WHAT THIS TASK INVOLVES — Extract all data as written.

(Figure dataset records)
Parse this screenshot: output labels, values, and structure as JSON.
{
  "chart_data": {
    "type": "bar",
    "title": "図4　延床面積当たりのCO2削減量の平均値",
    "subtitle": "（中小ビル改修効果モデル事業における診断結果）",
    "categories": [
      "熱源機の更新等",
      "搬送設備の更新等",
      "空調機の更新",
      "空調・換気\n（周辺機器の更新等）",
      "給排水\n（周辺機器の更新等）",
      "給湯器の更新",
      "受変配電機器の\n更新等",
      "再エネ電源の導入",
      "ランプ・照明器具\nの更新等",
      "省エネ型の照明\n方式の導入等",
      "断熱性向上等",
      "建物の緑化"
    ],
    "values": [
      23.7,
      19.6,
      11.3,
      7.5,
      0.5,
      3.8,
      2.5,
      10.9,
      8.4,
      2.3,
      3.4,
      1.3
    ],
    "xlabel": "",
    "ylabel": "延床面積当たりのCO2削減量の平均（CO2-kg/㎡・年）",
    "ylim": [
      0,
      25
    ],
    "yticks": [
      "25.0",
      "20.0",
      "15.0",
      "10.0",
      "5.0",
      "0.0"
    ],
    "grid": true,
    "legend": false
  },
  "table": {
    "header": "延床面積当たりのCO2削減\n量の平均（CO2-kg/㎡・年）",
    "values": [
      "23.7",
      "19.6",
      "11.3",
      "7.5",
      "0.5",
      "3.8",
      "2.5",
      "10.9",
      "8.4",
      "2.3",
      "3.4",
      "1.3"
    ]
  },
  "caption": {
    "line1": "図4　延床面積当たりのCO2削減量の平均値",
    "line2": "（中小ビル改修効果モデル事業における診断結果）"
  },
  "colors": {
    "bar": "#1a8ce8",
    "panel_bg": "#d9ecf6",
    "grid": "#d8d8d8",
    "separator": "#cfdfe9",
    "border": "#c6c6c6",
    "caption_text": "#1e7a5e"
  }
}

SOLUTION FOR THIS EXERCISE —
Parse this screenshot: output labels, values, and structure as JSON.
{
  "chart_data": {
    "type": "bar",
    "title": "図4　延床面積当たりのCO2削減量の平均値",
    "subtitle": "（中小ビル改修効果モデル事業における診断結果）",
    "categories": [
      "熱源機の更新等",
      "搬送設備の更新等",
      "空調機の更新",
      "空調・換気\n（周辺機器の更新等）",
      "給排水\n（周辺機器の更新等）",
      "給湯器の更新",
      "受変配電機器の\n更新等",
      "再エネ電源の導入",
      "ランプ・照明器具\nの更新等",
      "省エネ型の照明\n方式の導入等",
      "断熱性向上等",
      "建物の緑化"
    ],
    "values": [
      23.7,
      19.6,
      11.3,
      7.5,
      0.5,
      3.8,
      2.5,
      10.9,
      8.4,
      2.3,
      3.4,
      1.3
    ],
    "xlabel": "",
    "ylabel": "延床面積当たりのCO2削減量の平均（CO2-kg/㎡・年）",
    "ylim": [
      0,
      25
    ],
    "yticks": [
      "25.0",
      "20.0",
      "15.0",
      "10.0",
      "5.0",
      "0.0"
    ],
    "grid": true,
    "legend": false
  },
  "table": {
    "header": "延床面積当たりのCO2削減\n量の平均（CO2-kg/㎡・年）",
    "values": [
      "23.7",
      "19.6",
      "11.3",
      "7.5",
      "0.5",
      "3.8",
      "2.5",
      "10.9",
      "8.4",
      "2.3",
      "3.4",
      "1.3"
    ]
  },
  "caption": {
    "line1": "図4　延床面積当たりのCO2削減量の平均値",
    "line2": "（中小ビル改修効果モデル事業における診断結果）"
  },
  "colors": {
    "bar": "#1a8ce8",
    "panel_bg": "#d9ecf6",
    "grid": "#d8d8d8",
    "separator": "#cfdfe9",
    "border": "#c6c6c6",
    "caption_text": "#1e7a5e"
  }
}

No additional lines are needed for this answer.